# Source records
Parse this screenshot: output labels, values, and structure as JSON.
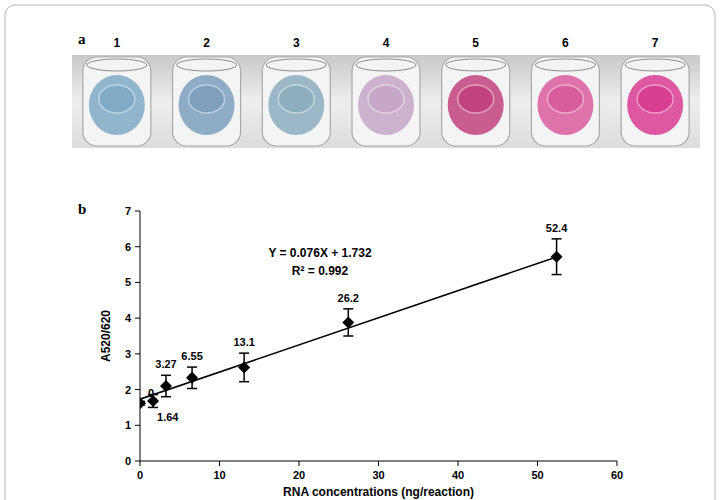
{
  "chart_data": [
    {
      "type": "image",
      "panel_label": "a",
      "categories": [
        "1",
        "2",
        "3",
        "4",
        "5",
        "6",
        "7"
      ],
      "colors": [
        "#7fa9c6",
        "#7d9fbd",
        "#8cadbf",
        "#c6a6c8",
        "#c2427e",
        "#d95a9c",
        "#d83c90"
      ]
    },
    {
      "type": "scatter",
      "panel_label": "b",
      "x": [
        0,
        1.64,
        3.27,
        6.55,
        13.1,
        26.2,
        52.4
      ],
      "y": [
        1.62,
        1.68,
        2.1,
        2.33,
        2.62,
        3.88,
        5.72
      ],
      "error": [
        0.05,
        0.18,
        0.3,
        0.3,
        0.4,
        0.38,
        0.5
      ],
      "fit": {
        "slope": 0.076,
        "intercept": 1.732
      },
      "annotations": [
        "Y = 0.076X + 1.732",
        "R² = 0.992"
      ],
      "x_label": "RNA concentrations (ng/reaction)",
      "y_label": "A520/620",
      "xlim": [
        0,
        60
      ],
      "xticks": [
        0,
        10,
        20,
        30,
        40,
        50,
        60
      ],
      "ylim": [
        0,
        7
      ],
      "yticks": [
        0,
        1,
        2,
        3,
        4,
        5,
        6,
        7
      ],
      "grid": false,
      "data_labels": true,
      "marker": "diamond",
      "color": "#000000"
    }
  ]
}
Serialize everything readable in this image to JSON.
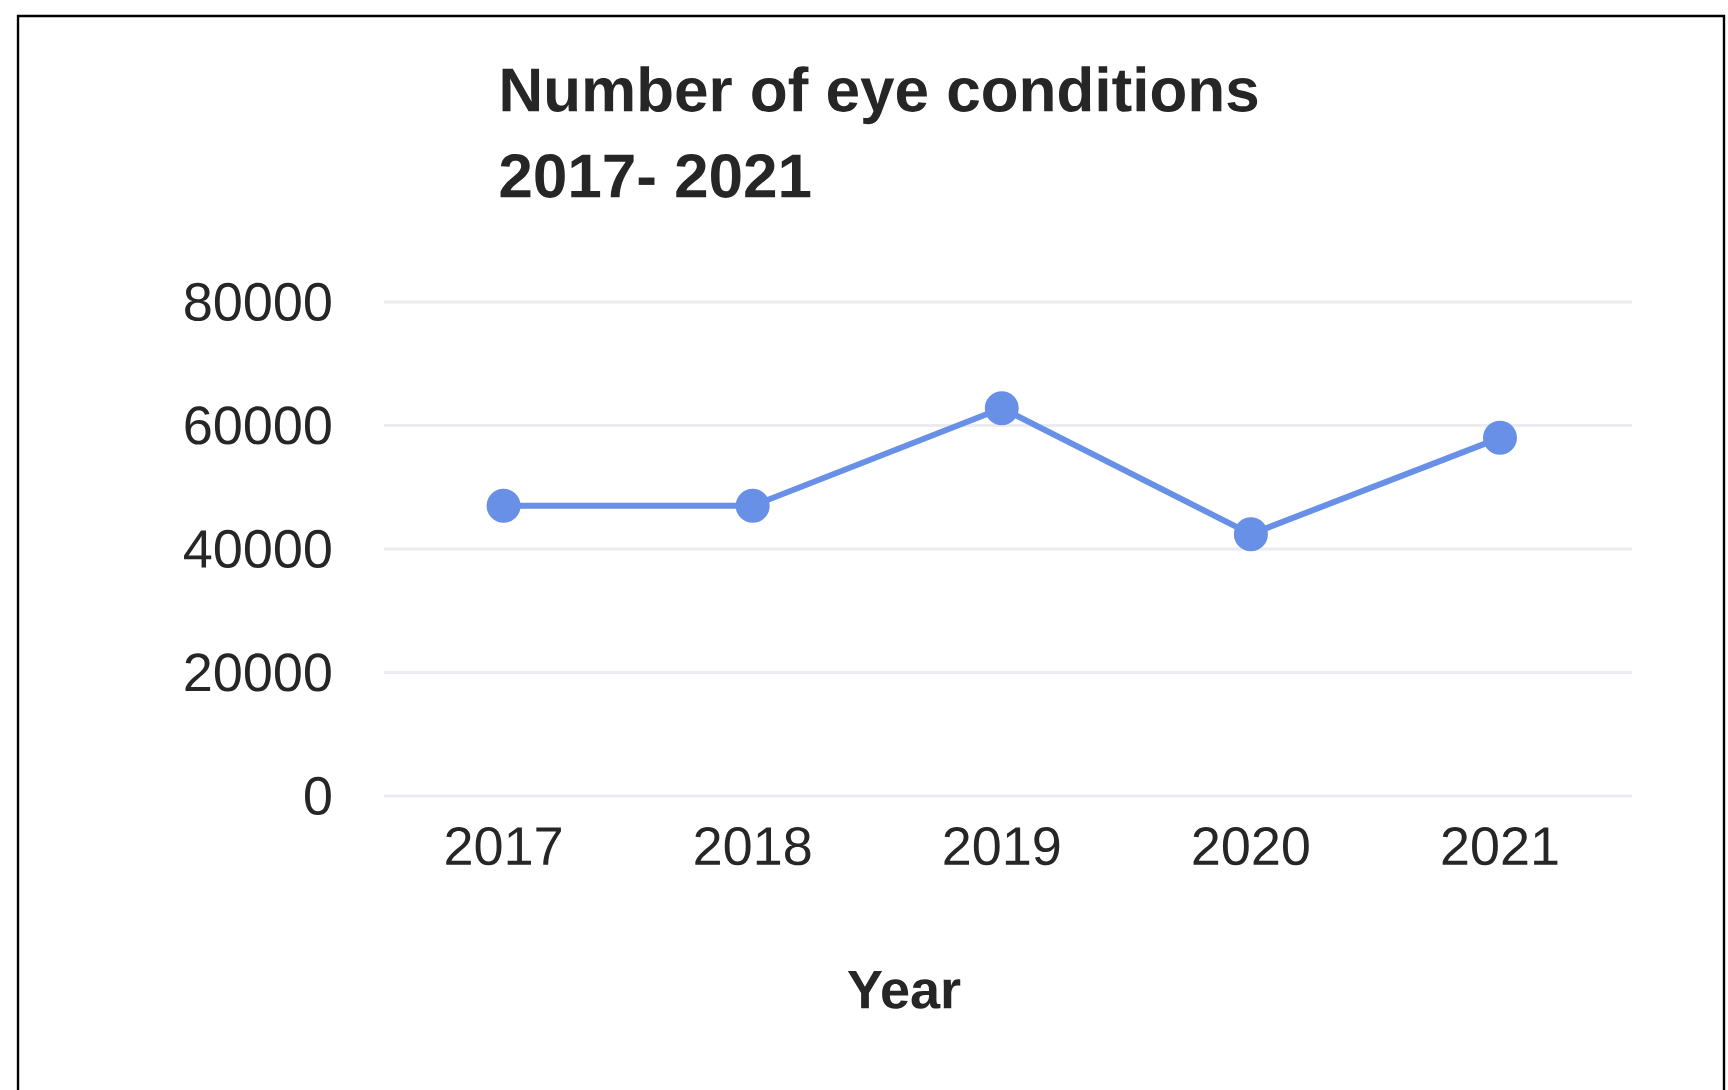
{
  "chart_data": {
    "type": "line",
    "title": "Number of eye conditions\n2017- 2021",
    "xlabel": "Year",
    "categories": [
      "2017",
      "2018",
      "2019",
      "2020",
      "2021"
    ],
    "series": [
      {
        "color": "#6890e6",
        "values": [
          47000,
          47000,
          62800,
          42400,
          58000
        ]
      }
    ],
    "ylim": [
      0,
      80000
    ],
    "yticks": [
      0,
      20000,
      40000,
      60000,
      80000
    ],
    "grid": "y",
    "marker": "circle",
    "line_style": "solid"
  }
}
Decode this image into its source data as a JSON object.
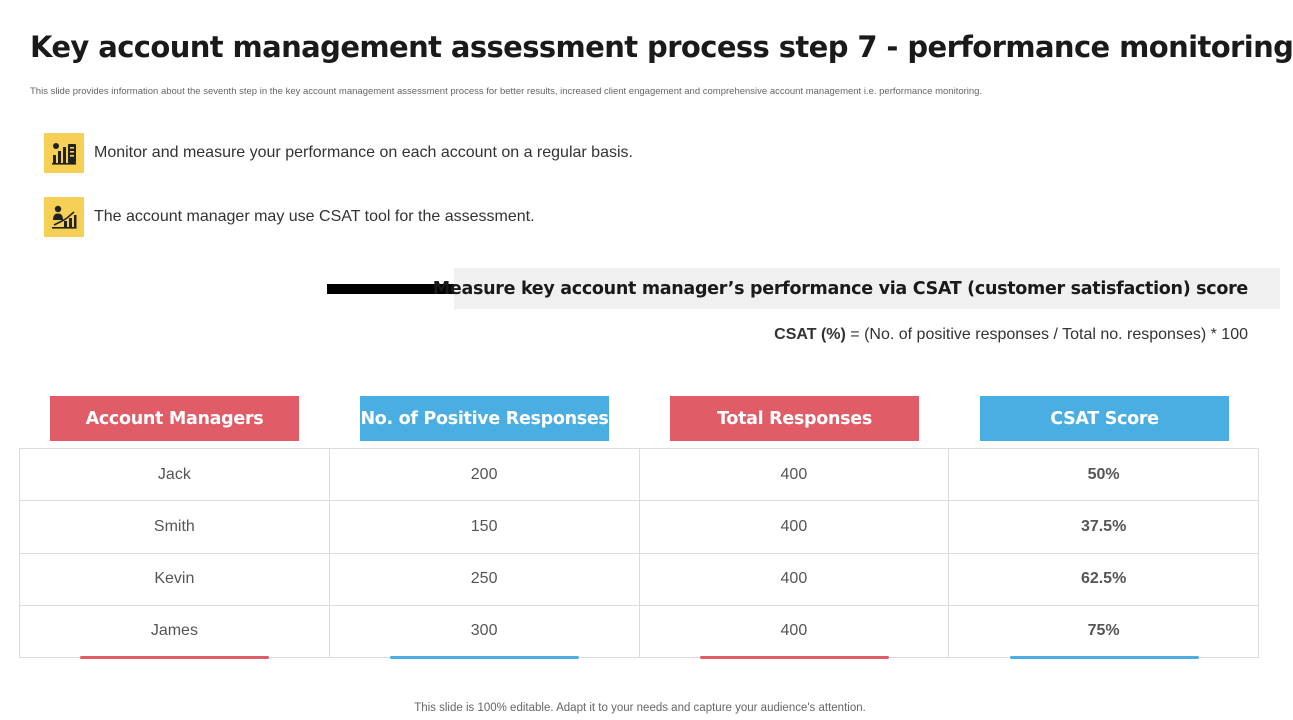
{
  "title": "Key account management assessment process step 7 - performance monitoring",
  "subtitle": "This slide provides information about the seventh step in the key account management assessment process for better results, increased client engagement and comprehensive account management i.e. performance monitoring.",
  "bullets": [
    {
      "icon": "performance-chart-icon",
      "text": "Monitor and measure your performance on each account on a regular basis."
    },
    {
      "icon": "manager-growth-icon",
      "text": "The account manager may use CSAT tool for the assessment."
    }
  ],
  "measure_heading": "Measure key account manager’s performance via CSAT (customer satisfaction) score",
  "formula": {
    "label": "CSAT (%)",
    "expression": " = (No. of positive responses / Total no. responses) * 100"
  },
  "table": {
    "headers": [
      "Account Managers",
      "No. of Positive Responses",
      "Total Responses",
      "CSAT Score"
    ],
    "rows": [
      [
        "Jack",
        "200",
        "400",
        "50%"
      ],
      [
        "Smith",
        "150",
        "400",
        "37.5%"
      ],
      [
        "Kevin",
        "250",
        "400",
        "62.5%"
      ],
      [
        "James",
        "300",
        "400",
        "75%"
      ]
    ]
  },
  "colors": {
    "accent_red": "#e05c66",
    "accent_blue": "#4aaee2",
    "icon_yellow": "#f6cf55"
  },
  "footer": "This slide is 100% editable. Adapt it to your needs and capture your audience's attention."
}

# Your objective
Your task is an exact transcription of all the data, minus the pictures.

# Output of the task
Parse this screenshot: output labels, values, and structure as JSON.
{
  "chart_data": [
    {
      "type": "image",
      "panel_label": "a",
      "categories": [
        "1",
        "2",
        "3",
        "4",
        "5",
        "6",
        "7"
      ],
      "colors": [
        "#7fa9c6",
        "#7d9fbd",
        "#8cadbf",
        "#c6a6c8",
        "#c2427e",
        "#d95a9c",
        "#d83c90"
      ]
    },
    {
      "type": "scatter",
      "panel_label": "b",
      "x": [
        0,
        1.64,
        3.27,
        6.55,
        13.1,
        26.2,
        52.4
      ],
      "y": [
        1.62,
        1.68,
        2.1,
        2.33,
        2.62,
        3.88,
        5.72
      ],
      "error": [
        0.05,
        0.18,
        0.3,
        0.3,
        0.4,
        0.38,
        0.5
      ],
      "fit": {
        "slope": 0.076,
        "intercept": 1.732
      },
      "annotations": [
        "Y = 0.076X + 1.732",
        "R² = 0.992"
      ],
      "x_label": "RNA concentrations (ng/reaction)",
      "y_label": "A520/620",
      "xlim": [
        0,
        60
      ],
      "xticks": [
        0,
        10,
        20,
        30,
        40,
        50,
        60
      ],
      "ylim": [
        0,
        7
      ],
      "yticks": [
        0,
        1,
        2,
        3,
        4,
        5,
        6,
        7
      ],
      "grid": false,
      "data_labels": true,
      "marker": "diamond",
      "color": "#000000"
    }
  ]
}
Serialize everything readable in this image to JSON.
{
  "chart_data": {
    "type": "line",
    "title": "Number of eye conditions\n2017- 2021",
    "xlabel": "Year",
    "categories": [
      "2017",
      "2018",
      "2019",
      "2020",
      "2021"
    ],
    "series": [
      {
        "color": "#6890e6",
        "values": [
          47000,
          47000,
          62800,
          42400,
          58000
        ]
      }
    ],
    "ylim": [
      0,
      80000
    ],
    "yticks": [
      0,
      20000,
      40000,
      60000,
      80000
    ],
    "grid": "y",
    "marker": "circle",
    "line_style": "solid"
  }
}
Decode this image into its source data as a JSON object.
{
  "title": "Key account management assessment process step 7 - performance monitoring",
  "subtitle": "This slide provides information about the seventh step in the key account management assessment process for better results, increased client engagement and comprehensive account management i.e. performance monitoring.",
  "bullets": [
    {
      "icon": "performance-chart-icon",
      "text": "Monitor and measure your performance on each account on a regular basis."
    },
    {
      "icon": "manager-growth-icon",
      "text": "The account manager may use CSAT tool for the assessment."
    }
  ],
  "measure_heading": "Measure key account manager’s performance via CSAT (customer satisfaction) score",
  "formula": {
    "label": "CSAT (%)",
    "expression": " = (No. of positive responses / Total no. responses) * 100"
  },
  "table": {
    "headers": [
      "Account Managers",
      "No. of Positive Responses",
      "Total Responses",
      "CSAT Score"
    ],
    "rows": [
      [
        "Jack",
        "200",
        "400",
        "50%"
      ],
      [
        "Smith",
        "150",
        "400",
        "37.5%"
      ],
      [
        "Kevin",
        "250",
        "400",
        "62.5%"
      ],
      [
        "James",
        "300",
        "400",
        "75%"
      ]
    ]
  },
  "colors": {
    "accent_red": "#e05c66",
    "accent_blue": "#4aaee2",
    "icon_yellow": "#f6cf55"
  },
  "footer": "This slide is 100% editable. Adapt it to your needs and capture your audience's attention."
}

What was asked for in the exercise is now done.